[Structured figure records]
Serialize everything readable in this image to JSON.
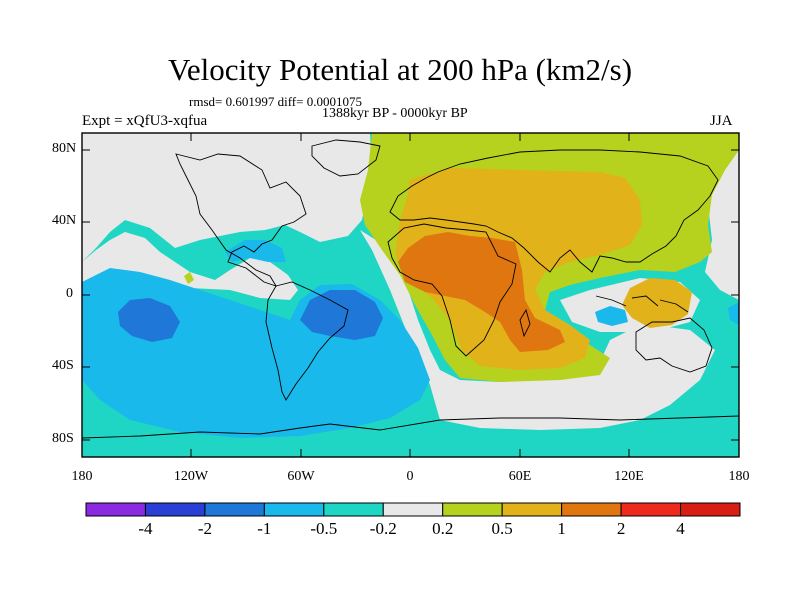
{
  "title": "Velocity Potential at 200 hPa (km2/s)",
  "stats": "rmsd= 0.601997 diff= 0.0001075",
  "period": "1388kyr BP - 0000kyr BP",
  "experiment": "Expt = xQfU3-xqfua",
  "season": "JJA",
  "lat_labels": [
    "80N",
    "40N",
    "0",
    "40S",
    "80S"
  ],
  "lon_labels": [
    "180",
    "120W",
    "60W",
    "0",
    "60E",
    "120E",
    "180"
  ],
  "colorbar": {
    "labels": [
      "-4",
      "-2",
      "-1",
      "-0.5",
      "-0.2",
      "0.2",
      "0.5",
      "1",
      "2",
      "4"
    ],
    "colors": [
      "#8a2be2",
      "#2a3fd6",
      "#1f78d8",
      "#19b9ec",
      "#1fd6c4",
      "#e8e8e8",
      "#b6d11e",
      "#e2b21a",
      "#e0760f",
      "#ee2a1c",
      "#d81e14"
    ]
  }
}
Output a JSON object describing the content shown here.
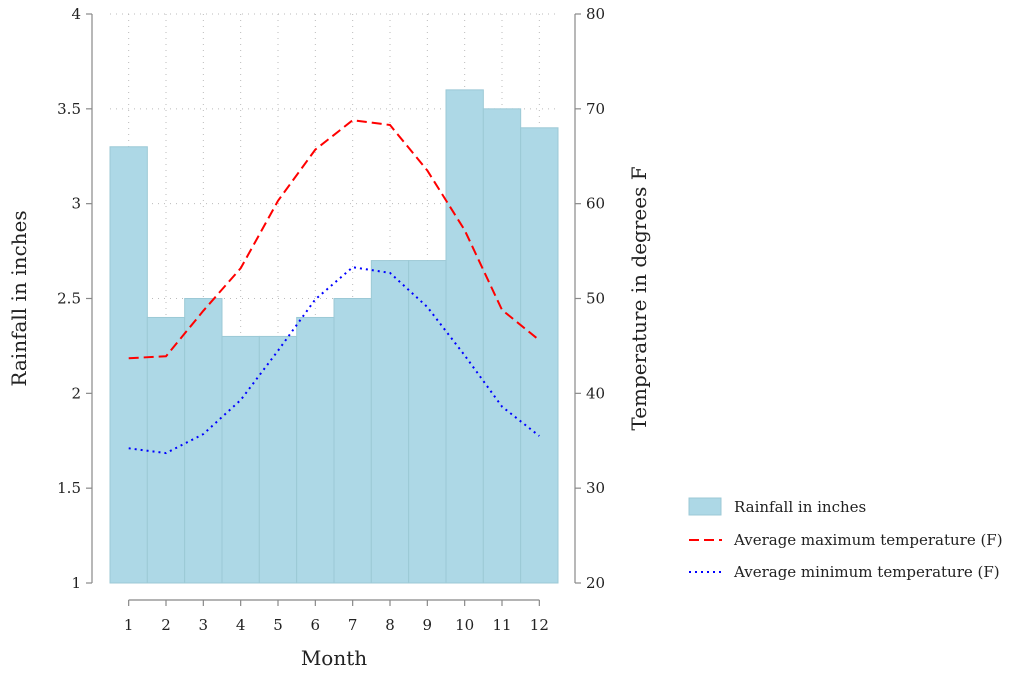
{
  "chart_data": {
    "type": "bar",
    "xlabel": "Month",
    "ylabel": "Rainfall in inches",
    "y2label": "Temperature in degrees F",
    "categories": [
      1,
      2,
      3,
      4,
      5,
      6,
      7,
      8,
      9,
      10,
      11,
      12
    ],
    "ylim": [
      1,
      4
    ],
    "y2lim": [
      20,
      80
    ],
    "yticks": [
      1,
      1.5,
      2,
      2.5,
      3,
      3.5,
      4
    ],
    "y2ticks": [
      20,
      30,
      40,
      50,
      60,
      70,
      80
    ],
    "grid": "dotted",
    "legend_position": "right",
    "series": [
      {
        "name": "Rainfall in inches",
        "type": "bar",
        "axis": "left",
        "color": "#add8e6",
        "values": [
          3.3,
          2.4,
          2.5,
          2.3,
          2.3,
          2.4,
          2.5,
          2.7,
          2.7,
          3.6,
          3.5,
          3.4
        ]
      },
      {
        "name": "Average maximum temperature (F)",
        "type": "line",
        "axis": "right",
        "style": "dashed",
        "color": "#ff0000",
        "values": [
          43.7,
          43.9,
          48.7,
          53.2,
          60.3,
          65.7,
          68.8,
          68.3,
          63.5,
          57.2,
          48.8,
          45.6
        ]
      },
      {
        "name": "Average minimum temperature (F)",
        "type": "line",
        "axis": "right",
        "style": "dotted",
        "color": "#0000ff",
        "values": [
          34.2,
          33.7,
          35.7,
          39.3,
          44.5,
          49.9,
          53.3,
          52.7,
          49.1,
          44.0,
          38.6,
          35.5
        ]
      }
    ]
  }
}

● YOUR OBJECTIVE
Copy every record above exactly as written, but leave out the pictures.

● WRITTEN SOLUTION
Serialize everything readable in this image to JSON.
{
  "title": "Velocity Potential at 200 hPa (km2/s)",
  "stats": "rmsd= 0.601997 diff= 0.0001075",
  "period": "1388kyr BP - 0000kyr BP",
  "experiment": "Expt = xQfU3-xqfua",
  "season": "JJA",
  "lat_labels": [
    "80N",
    "40N",
    "0",
    "40S",
    "80S"
  ],
  "lon_labels": [
    "180",
    "120W",
    "60W",
    "0",
    "60E",
    "120E",
    "180"
  ],
  "colorbar": {
    "labels": [
      "-4",
      "-2",
      "-1",
      "-0.5",
      "-0.2",
      "0.2",
      "0.5",
      "1",
      "2",
      "4"
    ],
    "colors": [
      "#8a2be2",
      "#2a3fd6",
      "#1f78d8",
      "#19b9ec",
      "#1fd6c4",
      "#e8e8e8",
      "#b6d11e",
      "#e2b21a",
      "#e0760f",
      "#ee2a1c",
      "#d81e14"
    ]
  }
}
Output a JSON object describing the content shown here.
{
  "chart_data": {
    "type": "bar",
    "xlabel": "Month",
    "ylabel": "Rainfall in inches",
    "y2label": "Temperature in degrees F",
    "categories": [
      1,
      2,
      3,
      4,
      5,
      6,
      7,
      8,
      9,
      10,
      11,
      12
    ],
    "ylim": [
      1,
      4
    ],
    "y2lim": [
      20,
      80
    ],
    "yticks": [
      1,
      1.5,
      2,
      2.5,
      3,
      3.5,
      4
    ],
    "y2ticks": [
      20,
      30,
      40,
      50,
      60,
      70,
      80
    ],
    "grid": "dotted",
    "legend_position": "right",
    "series": [
      {
        "name": "Rainfall in inches",
        "type": "bar",
        "axis": "left",
        "color": "#add8e6",
        "values": [
          3.3,
          2.4,
          2.5,
          2.3,
          2.3,
          2.4,
          2.5,
          2.7,
          2.7,
          3.6,
          3.5,
          3.4
        ]
      },
      {
        "name": "Average maximum temperature (F)",
        "type": "line",
        "axis": "right",
        "style": "dashed",
        "color": "#ff0000",
        "values": [
          43.7,
          43.9,
          48.7,
          53.2,
          60.3,
          65.7,
          68.8,
          68.3,
          63.5,
          57.2,
          48.8,
          45.6
        ]
      },
      {
        "name": "Average minimum temperature (F)",
        "type": "line",
        "axis": "right",
        "style": "dotted",
        "color": "#0000ff",
        "values": [
          34.2,
          33.7,
          35.7,
          39.3,
          44.5,
          49.9,
          53.3,
          52.7,
          49.1,
          44.0,
          38.6,
          35.5
        ]
      }
    ]
  }
}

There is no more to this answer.